Every entry below must be repeated exactly; skip the pictures.

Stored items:
★ ★ ★ ★ ★ ★ ★

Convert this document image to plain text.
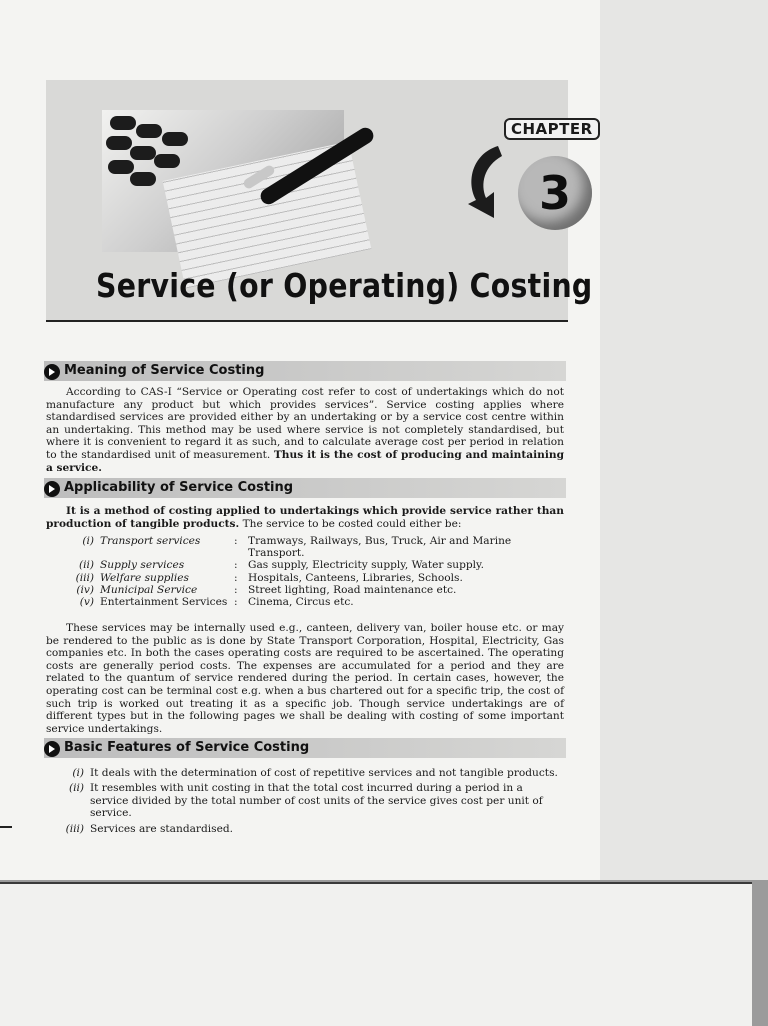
CHAPTER
3
Service (or Operating) Costing
Meaning of Service Costing
According to CAS-I “Service or Operating cost refer to cost of undertakings which do not manufacture any product but which provides services”. Service costing applies where standardised services are provided either by an undertaking or by a service cost centre within an undertaking. This method may be used where service is not completely standardised, but where it is convenient to regard it as such, and to calculate average cost per period in relation to the standardised unit of measurement. Thus it is the cost of producing and maintaining a service.
Applicability of Service Costing
It is a method of costing applied to undertakings which provide service rather than production of tangible products. The service to be costed could either be:
(i) Transport services	: Tramways, Railways, Bus, Truck, Air and Marine Transport.
(ii) Supply services	: Gas supply, Electricity supply, Water supply.
(iii) Welfare supplies	: Hospitals, Canteens, Libraries, Schools.
(iv) Municipal Service	: Street lighting, Road maintenance etc.
(v) Entertainment Services : Cinema, Circus etc.
These services may be internally used e.g., canteen, delivery van, boiler house etc. or may be rendered to the public as is done by State Transport Corporation, Hospital, Electricity, Gas companies etc. In both the cases operating costs are required to be ascertained. The operating costs are generally period costs. The expenses are accumulated for a period and they are related to the quantum of service rendered during the period. In certain cases, however, the operating cost can be terminal cost e.g. when a bus chartered out for a specific trip, the cost of such trip is worked out treating it as a specific job. Though service undertakings are of different types but in the following pages we shall be dealing with costing of some important service undertakings.
Basic Features of Service Costing
(i) It deals with the determination of cost of repetitive services and not tangible products.
(ii) It resembles with unit costing in that the total cost incurred during a period in a service divided by the total number of cost units of the service gives cost per unit of service.
(iii) Services are standardised.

★ ★ ★ ★ ★ ★ ★

> [SOLUTION TO THIS TASK]
Convert this document image to plain text.
CHAPTER
3
Service (or Operating) Costing
Meaning of Service Costing
According to CAS-I “Service or Operating cost refer to cost of undertakings which do not manufacture any product but which provides services”. Service costing applies where standardised services are provided either by an undertaking or by a service cost centre within an undertaking. This method may be used where service is not completely standardised, but where it is convenient to regard it as such, and to calculate average cost per period in relation to the standardised unit of measurement. Thus it is the cost of producing and maintaining a service.
Applicability of Service Costing
It is a method of costing applied to undertakings which provide service rather than production of tangible products. The service to be costed could either be:
(i) Transport services	: Tramways, Railways, Bus, Truck, Air and Marine Transport.
(ii) Supply services	: Gas supply, Electricity supply, Water supply.
(iii) Welfare supplies	: Hospitals, Canteens, Libraries, Schools.
(iv) Municipal Service	: Street lighting, Road maintenance etc.
(v) Entertainment Services : Cinema, Circus etc.
These services may be internally used e.g., canteen, delivery van, boiler house etc. or may be rendered to the public as is done by State Transport Corporation, Hospital, Electricity, Gas companies etc. In both the cases operating costs are required to be ascertained. The operating costs are generally period costs. The expenses are accumulated for a period and they are related to the quantum of service rendered during the period. In certain cases, however, the operating cost can be terminal cost e.g. when a bus chartered out for a specific trip, the cost of such trip is worked out treating it as a specific job. Though service undertakings are of different types but in the following pages we shall be dealing with costing of some important service undertakings.
Basic Features of Service Costing
(i) It deals with the determination of cost of repetitive services and not tangible products.
(ii) It resembles with unit costing in that the total cost incurred during a period in a service divided by the total number of cost units of the service gives cost per unit of service.
(iii) Services are standardised.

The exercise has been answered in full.